Written task:
Lay out every line of the items below as a numbered list, leaving out any blank lines.

A block of data
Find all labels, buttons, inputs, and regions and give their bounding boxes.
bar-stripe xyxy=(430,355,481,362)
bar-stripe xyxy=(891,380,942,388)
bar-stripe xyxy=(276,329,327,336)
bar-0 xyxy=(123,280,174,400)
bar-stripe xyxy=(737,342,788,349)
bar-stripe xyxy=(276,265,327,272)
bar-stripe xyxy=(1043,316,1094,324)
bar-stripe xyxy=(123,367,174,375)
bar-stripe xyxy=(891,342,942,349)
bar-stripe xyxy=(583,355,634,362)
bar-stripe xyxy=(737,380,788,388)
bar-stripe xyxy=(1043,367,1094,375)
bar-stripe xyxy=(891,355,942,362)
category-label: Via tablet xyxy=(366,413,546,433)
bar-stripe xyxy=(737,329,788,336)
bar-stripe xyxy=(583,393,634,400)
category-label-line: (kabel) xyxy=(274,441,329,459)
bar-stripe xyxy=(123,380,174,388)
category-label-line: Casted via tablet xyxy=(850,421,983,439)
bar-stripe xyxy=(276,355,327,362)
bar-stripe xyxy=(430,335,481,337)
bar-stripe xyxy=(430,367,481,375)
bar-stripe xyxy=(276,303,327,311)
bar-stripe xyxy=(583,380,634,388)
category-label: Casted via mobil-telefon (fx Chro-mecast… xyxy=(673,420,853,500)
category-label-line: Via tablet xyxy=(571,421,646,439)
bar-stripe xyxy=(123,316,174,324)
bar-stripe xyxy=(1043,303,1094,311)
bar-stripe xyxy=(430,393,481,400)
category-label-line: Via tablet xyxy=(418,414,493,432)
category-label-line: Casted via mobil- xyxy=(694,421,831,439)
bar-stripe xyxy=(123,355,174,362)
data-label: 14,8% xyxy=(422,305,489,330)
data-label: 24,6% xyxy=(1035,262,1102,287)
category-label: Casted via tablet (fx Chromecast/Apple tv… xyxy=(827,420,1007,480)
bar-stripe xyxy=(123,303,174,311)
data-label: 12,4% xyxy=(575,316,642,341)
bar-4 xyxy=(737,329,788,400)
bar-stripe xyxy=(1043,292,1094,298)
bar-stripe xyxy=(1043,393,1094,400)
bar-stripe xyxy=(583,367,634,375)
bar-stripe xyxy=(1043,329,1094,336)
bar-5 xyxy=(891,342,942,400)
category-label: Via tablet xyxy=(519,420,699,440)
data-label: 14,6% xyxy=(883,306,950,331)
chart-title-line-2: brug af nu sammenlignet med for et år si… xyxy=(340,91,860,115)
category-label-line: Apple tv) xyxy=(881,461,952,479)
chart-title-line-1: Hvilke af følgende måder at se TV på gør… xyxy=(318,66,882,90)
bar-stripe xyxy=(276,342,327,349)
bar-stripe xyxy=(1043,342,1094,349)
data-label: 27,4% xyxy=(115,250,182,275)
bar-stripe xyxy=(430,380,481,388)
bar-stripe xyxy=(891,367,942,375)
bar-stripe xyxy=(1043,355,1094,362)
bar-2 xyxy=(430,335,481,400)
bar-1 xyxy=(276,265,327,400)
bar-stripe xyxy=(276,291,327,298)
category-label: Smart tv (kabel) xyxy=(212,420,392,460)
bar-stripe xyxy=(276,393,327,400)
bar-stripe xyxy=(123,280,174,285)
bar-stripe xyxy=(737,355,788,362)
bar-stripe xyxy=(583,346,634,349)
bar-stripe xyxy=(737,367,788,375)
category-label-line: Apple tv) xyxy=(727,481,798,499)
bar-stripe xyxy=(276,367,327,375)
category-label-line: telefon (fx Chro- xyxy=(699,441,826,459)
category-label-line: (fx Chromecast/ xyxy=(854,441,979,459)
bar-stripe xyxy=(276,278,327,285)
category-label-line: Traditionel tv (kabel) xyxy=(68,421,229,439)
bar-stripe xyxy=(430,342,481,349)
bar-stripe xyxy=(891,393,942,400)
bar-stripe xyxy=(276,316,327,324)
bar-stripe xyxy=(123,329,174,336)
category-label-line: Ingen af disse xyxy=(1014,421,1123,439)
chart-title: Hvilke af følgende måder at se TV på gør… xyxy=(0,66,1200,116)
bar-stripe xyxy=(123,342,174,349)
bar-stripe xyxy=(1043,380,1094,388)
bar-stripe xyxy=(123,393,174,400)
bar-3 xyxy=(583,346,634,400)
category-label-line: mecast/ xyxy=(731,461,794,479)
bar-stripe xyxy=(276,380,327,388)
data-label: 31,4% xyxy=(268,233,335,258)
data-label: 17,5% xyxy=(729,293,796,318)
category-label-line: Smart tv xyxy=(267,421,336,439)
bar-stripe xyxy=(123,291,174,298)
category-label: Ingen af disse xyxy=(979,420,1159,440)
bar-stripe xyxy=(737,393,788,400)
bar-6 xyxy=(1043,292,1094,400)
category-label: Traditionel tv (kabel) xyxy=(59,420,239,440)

Expected answer:
1. Find all labels, buttons, inputs, and regions and give their bounding boxes.
2. bar-stripe xyxy=(430,355,481,362)
3. bar-stripe xyxy=(891,380,942,388)
4. bar-stripe xyxy=(276,329,327,336)
5. bar-0 xyxy=(123,280,174,400)
6. bar-stripe xyxy=(737,342,788,349)
7. bar-stripe xyxy=(276,265,327,272)
8. bar-stripe xyxy=(1043,316,1094,324)
9. bar-stripe xyxy=(123,367,174,375)
10. bar-stripe xyxy=(891,342,942,349)
11. bar-stripe xyxy=(583,355,634,362)
12. bar-stripe xyxy=(737,380,788,388)
13. bar-stripe xyxy=(1043,367,1094,375)
14. bar-stripe xyxy=(891,355,942,362)
15. category-label: Via tablet xyxy=(366,413,546,433)
16. bar-stripe xyxy=(737,329,788,336)
17. bar-stripe xyxy=(583,393,634,400)
18. category-label-line: (kabel) xyxy=(274,441,329,459)
19. bar-stripe xyxy=(123,380,174,388)
20. category-label-line: Casted via tablet xyxy=(850,421,983,439)
21. bar-stripe xyxy=(276,355,327,362)
22. bar-stripe xyxy=(430,335,481,337)
23. bar-stripe xyxy=(430,367,481,375)
24. bar-stripe xyxy=(276,303,327,311)
25. bar-stripe xyxy=(583,380,634,388)
26. category-label: Casted via mobil-telefon (fx Chro-mecast… xyxy=(673,420,853,500)
27. category-label-line: Via tablet xyxy=(571,421,646,439)
28. bar-stripe xyxy=(123,316,174,324)
29. bar-stripe xyxy=(1043,303,1094,311)
30. bar-stripe xyxy=(430,393,481,400)
31. category-label-line: Via tablet xyxy=(418,414,493,432)
32. category-label-line: Casted via mobil- xyxy=(694,421,831,439)
33. bar-stripe xyxy=(123,355,174,362)
34. data-label: 14,8% xyxy=(422,305,489,330)
35. data-label: 24,6% xyxy=(1035,262,1102,287)
36. category-label: Casted via tablet (fx Chromecast/Apple tv… xyxy=(827,420,1007,480)
37. bar-stripe xyxy=(123,303,174,311)
38. data-label: 12,4% xyxy=(575,316,642,341)
39. bar-4 xyxy=(737,329,788,400)
40. bar-stripe xyxy=(1043,292,1094,298)
41. bar-stripe xyxy=(1043,393,1094,400)
42. bar-stripe xyxy=(583,367,634,375)
43. bar-stripe xyxy=(1043,329,1094,336)
44. bar-5 xyxy=(891,342,942,400)
45. category-label: Via tablet xyxy=(519,420,699,440)
46. data-label: 14,6% xyxy=(883,306,950,331)
47. chart-title-line-2: brug af nu sammenlignet med for et år si… xyxy=(340,91,860,115)
48. category-label-line: Apple tv) xyxy=(881,461,952,479)
49. chart-title-line-1: Hvilke af følgende måder at se TV på gør… xyxy=(318,66,882,90)
50. bar-stripe xyxy=(276,342,327,349)
51. bar-stripe xyxy=(1043,342,1094,349)
52. data-label: 27,4% xyxy=(115,250,182,275)
53. bar-stripe xyxy=(430,380,481,388)
54. bar-stripe xyxy=(891,367,942,375)
55. bar-stripe xyxy=(1043,355,1094,362)
56. bar-2 xyxy=(430,335,481,400)
57. bar-1 xyxy=(276,265,327,400)
58. bar-stripe xyxy=(276,291,327,298)
59. category-label: Smart tv (kabel) xyxy=(212,420,392,460)
60. bar-stripe xyxy=(276,393,327,400)
61. bar-stripe xyxy=(123,280,174,285)
62. bar-stripe xyxy=(737,355,788,362)
63. bar-stripe xyxy=(583,346,634,349)
64. bar-stripe xyxy=(737,367,788,375)
65. category-label-line: Apple tv) xyxy=(727,481,798,499)
66. bar-stripe xyxy=(276,367,327,375)
67. category-label-line: telefon (fx Chro- xyxy=(699,441,826,459)
68. category-label-line: (fx Chromecast/ xyxy=(854,441,979,459)
69. bar-stripe xyxy=(276,278,327,285)
70. category-label-line: Traditionel tv (kabel) xyxy=(68,421,229,439)
71. bar-stripe xyxy=(430,342,481,349)
72. bar-stripe xyxy=(891,393,942,400)
73. bar-stripe xyxy=(276,316,327,324)
74. bar-stripe xyxy=(123,329,174,336)
75. category-label-line: Ingen af disse xyxy=(1014,421,1123,439)
76. chart-title: Hvilke af følgende måder at se TV på gør… xyxy=(0,66,1200,116)
77. bar-stripe xyxy=(123,342,174,349)
78. bar-stripe xyxy=(1043,380,1094,388)
79. bar-stripe xyxy=(123,393,174,400)
80. bar-3 xyxy=(583,346,634,400)
81. category-label-line: mecast/ xyxy=(731,461,794,479)
82. bar-stripe xyxy=(276,380,327,388)
83. data-label: 31,4% xyxy=(268,233,335,258)
84. data-label: 17,5% xyxy=(729,293,796,318)
85. category-label-line: Smart tv xyxy=(267,421,336,439)
86. bar-stripe xyxy=(123,291,174,298)
87. category-label: Ingen af disse xyxy=(979,420,1159,440)
88. bar-stripe xyxy=(737,393,788,400)
89. bar-6 xyxy=(1043,292,1094,400)
90. category-label: Traditionel tv (kabel) xyxy=(59,420,239,440)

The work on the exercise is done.